DOCUMENT EXCERPT.
....
# attaching redwood gate to block wall



## titan7 (Aug 26, 2010)

I just had a 6ft tall block wall built and I need to attach a redwood gate to the wall. I have a few questions:

1. Should I first attached a PT 4x4 post to the block wall and then attached the gate and hinges to the 4x4 post? There is concrete under the gate so the 4x4 post would not go into the ground. I figured it would need 2-4 bolts to secure it.

2. What's the best fastener for a 4 foot wide x 6 foot tall gate? Toggle bolts or anchors??? The last cell of the end of the wall is not fully grouted so when I look down inside I can see rebar but it's not filled with grout. Since the cap is not on yet I can have the last cell filled??? 

If I fill the last cell with grout then toggle bolts are out. That's really what the million dollar question is, Toggles or anchors? Which is the best long term solution for a gate?

thanks!


----------



## dakzaag (Dec 3, 2009)

If you are hanging a gate on the wall, then grouting the last two cores would be ideal. Rebar in a core is pointless without filling the core with grout. 


Attaching a gate to a block wall means that you will have a live load on the wall. In my experience, most mechanical anchors will eventually work loose from the gate action regardless of the use of a 4 X 4 post or hanging the gate directly to the wall.
....
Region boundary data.
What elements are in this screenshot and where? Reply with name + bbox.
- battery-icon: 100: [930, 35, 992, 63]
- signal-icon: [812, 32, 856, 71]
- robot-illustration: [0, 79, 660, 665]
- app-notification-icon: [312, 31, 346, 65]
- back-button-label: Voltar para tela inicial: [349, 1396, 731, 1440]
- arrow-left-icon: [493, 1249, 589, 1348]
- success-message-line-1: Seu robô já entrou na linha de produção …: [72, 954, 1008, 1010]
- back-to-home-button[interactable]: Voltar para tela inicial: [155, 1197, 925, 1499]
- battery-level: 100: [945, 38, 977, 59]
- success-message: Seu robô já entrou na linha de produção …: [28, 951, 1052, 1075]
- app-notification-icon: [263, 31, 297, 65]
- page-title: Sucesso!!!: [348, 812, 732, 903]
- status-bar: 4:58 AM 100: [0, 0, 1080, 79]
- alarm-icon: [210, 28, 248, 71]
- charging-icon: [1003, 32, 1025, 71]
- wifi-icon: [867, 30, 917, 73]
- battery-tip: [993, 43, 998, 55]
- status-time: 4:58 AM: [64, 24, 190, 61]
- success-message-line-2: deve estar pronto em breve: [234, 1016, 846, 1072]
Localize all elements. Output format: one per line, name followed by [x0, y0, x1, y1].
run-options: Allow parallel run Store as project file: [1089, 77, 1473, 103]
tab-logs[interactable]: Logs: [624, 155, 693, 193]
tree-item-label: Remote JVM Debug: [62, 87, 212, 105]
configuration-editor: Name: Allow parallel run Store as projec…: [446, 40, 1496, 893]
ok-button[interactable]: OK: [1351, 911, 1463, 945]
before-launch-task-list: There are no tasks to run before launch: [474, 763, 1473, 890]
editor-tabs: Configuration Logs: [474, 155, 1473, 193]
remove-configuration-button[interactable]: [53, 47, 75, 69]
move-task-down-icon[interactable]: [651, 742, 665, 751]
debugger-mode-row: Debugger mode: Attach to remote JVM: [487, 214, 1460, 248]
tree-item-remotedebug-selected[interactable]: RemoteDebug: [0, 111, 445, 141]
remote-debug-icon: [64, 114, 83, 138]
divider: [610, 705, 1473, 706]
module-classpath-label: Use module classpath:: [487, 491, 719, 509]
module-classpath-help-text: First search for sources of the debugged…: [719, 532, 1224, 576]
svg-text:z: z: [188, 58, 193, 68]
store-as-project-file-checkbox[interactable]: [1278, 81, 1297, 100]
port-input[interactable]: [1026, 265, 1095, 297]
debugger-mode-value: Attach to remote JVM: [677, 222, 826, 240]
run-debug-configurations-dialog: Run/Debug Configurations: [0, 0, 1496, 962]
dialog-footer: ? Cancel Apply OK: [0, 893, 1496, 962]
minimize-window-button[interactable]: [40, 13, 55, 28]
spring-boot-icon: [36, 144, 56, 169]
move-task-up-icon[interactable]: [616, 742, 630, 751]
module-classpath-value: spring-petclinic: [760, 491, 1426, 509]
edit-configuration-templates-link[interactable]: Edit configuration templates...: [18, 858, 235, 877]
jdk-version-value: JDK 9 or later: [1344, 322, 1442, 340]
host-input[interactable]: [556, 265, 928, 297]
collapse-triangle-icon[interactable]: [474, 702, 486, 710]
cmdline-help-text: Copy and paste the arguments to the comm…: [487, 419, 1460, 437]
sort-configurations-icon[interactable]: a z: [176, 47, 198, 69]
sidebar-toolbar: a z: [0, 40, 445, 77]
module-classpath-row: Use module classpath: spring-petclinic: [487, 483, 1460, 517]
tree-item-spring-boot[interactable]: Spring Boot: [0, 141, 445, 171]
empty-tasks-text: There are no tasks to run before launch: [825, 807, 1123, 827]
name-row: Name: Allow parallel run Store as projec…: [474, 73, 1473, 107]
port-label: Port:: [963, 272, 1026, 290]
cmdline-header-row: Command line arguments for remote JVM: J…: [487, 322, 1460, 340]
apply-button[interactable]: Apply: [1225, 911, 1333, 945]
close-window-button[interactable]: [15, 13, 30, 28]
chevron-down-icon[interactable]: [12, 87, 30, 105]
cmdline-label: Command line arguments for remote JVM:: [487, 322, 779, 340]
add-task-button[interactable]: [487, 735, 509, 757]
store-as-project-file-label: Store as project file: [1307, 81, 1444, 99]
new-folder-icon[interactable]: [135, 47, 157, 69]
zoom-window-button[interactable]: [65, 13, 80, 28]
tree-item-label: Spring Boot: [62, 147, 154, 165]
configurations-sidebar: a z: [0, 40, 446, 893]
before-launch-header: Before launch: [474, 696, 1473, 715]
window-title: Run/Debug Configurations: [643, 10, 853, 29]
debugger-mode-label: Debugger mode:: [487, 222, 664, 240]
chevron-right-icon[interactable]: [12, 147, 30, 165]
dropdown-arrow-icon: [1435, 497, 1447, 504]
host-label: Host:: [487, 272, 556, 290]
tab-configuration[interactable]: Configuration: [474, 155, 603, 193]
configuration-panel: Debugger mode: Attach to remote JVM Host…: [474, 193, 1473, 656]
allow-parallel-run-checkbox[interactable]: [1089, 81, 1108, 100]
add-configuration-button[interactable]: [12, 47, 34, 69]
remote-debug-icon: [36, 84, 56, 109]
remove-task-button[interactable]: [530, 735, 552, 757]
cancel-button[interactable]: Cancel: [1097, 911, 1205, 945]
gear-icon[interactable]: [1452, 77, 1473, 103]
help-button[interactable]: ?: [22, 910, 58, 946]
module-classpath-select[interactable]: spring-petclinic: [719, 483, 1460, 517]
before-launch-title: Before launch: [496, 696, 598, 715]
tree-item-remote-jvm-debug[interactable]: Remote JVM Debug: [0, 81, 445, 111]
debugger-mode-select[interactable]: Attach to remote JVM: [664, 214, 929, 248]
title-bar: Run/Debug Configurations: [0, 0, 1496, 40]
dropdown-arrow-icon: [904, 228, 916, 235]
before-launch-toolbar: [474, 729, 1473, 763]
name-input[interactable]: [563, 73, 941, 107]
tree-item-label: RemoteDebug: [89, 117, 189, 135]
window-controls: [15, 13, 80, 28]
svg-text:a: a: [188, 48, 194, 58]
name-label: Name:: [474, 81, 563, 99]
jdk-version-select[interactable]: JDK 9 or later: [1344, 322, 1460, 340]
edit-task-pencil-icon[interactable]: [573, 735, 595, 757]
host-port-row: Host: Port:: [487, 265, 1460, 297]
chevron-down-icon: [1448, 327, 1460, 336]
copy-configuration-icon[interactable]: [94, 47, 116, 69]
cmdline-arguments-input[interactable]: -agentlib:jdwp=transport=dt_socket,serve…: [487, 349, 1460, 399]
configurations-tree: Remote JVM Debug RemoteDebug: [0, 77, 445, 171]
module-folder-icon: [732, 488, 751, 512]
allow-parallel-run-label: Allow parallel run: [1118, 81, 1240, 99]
....
WORK INSTRUCTIONS.
(a) According to the block wall gate thread, what does dakzaag say about rebar in a core?
(b) Write the next part of the block wall gate thread, picking up right after its final sentence.
The material has no connection to the block wall gate thread.

THE ANSWERS.
(a) Rebar in a core is pointless without filling the core with grout.

(b)
I would suggest using an epoxy anchoring system. Red devil has a nice cartridge system you can purchase at most hardware stores that works with an existing caulk gun. The commercial epoxy systems require the purchase of an expensive dual cartridge gun that is not functional for anything else. 

Follow the instructions for the epoxy and I suggest stainless bolts for anchoring so you don't have rust and corrision issues. :thumbsup:


----------



## titan7 (Aug 26, 2010)

Thanks , that's what I was leaning towards. Using othe simpson or hilti system and embedding holds into the wall so I could always change the wood should it go bad, any suggestions on how many bolts?


----------



## joecaption (Nov 30, 2011)

Post a picture, there has to be a better way then counting on that wall to support that post. A great way to mess up the wall.


----------



## titan7 (Aug 26, 2010)

I will post a photo tomorrow but there is only the wall on one side and the side of the house on the other 9.5 feet between. I only planed to have a 4 foot section operate. I know what else could be done to attach a gate.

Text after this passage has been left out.